EXTRAIT FOURNI —
----
Il est intéressant de voir comment la société muette face à l’expression « sere koko w, demen ou ap manje kaka » veut garrotter le discours d’un groupe de femmes avouant ne pas vouloir d’hommes sans argent. C’est paradoxal puisque, ces deux discours traduisent une même réalité, positionnant la femme dans une dépendance économique éternelle vis-à-vis des hommes.
L’expression « sere koko w demen ou ap manje kaka », est une manière de normaliser et de maintenir la femme, comme une fatalité, dans une dépendance économique à redevance sexuelle vis-à-vis de l’homme. C’est une invitation à une forme de prostitution maquillée comme gage de source de revenus.
Ce discours sexiste chanté dans nos meringues de carnaval et de « rabòday » se conforme sur la situation économique précaire des femmes, qui font face au chômage, à l’inégalité salariale, le harcèlement sur les lieux de travail, les exigences de négociations sexuelles et j’en passe. Exclue légalement pendant longtemps de la sphère économique formelle, la femme haïtienne a encore du mal à créer un patrimoine matériel et à être détentrice du pouvoir économique. Notre réalité sociale aussi a toujours véhiculé ce message de dépendance économique et certaines femmes l’ont tout simplement intériorisé.
Un « crevito » serait un homme fauché, et non détenteur du pouvoir économique. Sur les réseaux, ce mot polémique renvoie à un homme sans argent et ne pouvant donc pas répondre aux caprices ou besoins économiques des femmes. En effet, « Nèg krevito se sekstòy » est une appropriation de ce discours sexiste sur la précarité économique des femmes et transcrit en d’autres mots la réalité chantée dans « li fin manje pen a manba w fè li mache ». Les relations hommes-femmes, sont vues et promues comme des échanges sexe-argent, où l’on trouve un homme qui attend une redevance sexuelle à cause de certaines dépenses faites à l’égard d’une femme et une femme qui fait des avances sexuelles tacites ou non pour assurer certains de ses besoins.
Le phénomène de « madan papa » et la place prépondérante des « diasporas » dans la hiérarchie sexuelle en Haïti est justement le fruit de cette organisation sociale inscrivant les relations hommes-femmes dans des échanges sexe-argent. Le discours autour des « crévitos » n’est condamnable alors que si la résistance sociale (masculine) conteste aussi les discours sexistes se rattachant aux faiblesses économiques des femmes.
Il y a ici deux choses essentielles à capter. La première c’est que le discours des femmes sur les « crevito » peut traduire une acceptation, une conformité à la réalité sexiste de la société patriarcale plutôt qu’une révolte. Et la deuxième est une réflexion analogique sur le comportement des hommes et celui des femmes face aux discours visant à dégrader un sexe de manière spécifique.
Le silence des femmes, est-il une forme d’acquiescement ? Ce silence, tombe-t-il dans le qui dit non consent ou traduit-il plutôt une certaine forme de résignation et de soumission acquise par la femme ?
----
SEGMENT DE DONNÉES —
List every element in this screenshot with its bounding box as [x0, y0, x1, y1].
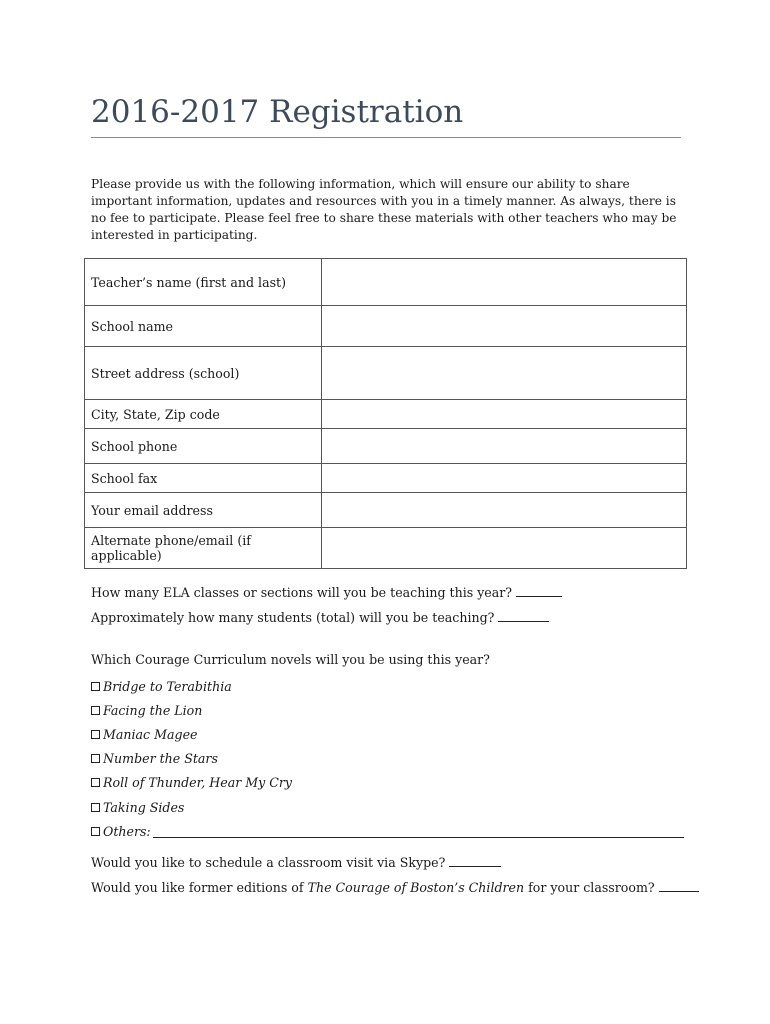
----
OBJECTIF — D'après l'extrait, que désigne le mot « crevito » ? Répondez en vous appuyant uniquement sur l'extrait.

RÉPONSE ATTENDUE — Un homme fauché, qui ne détient pas le pouvoir économique.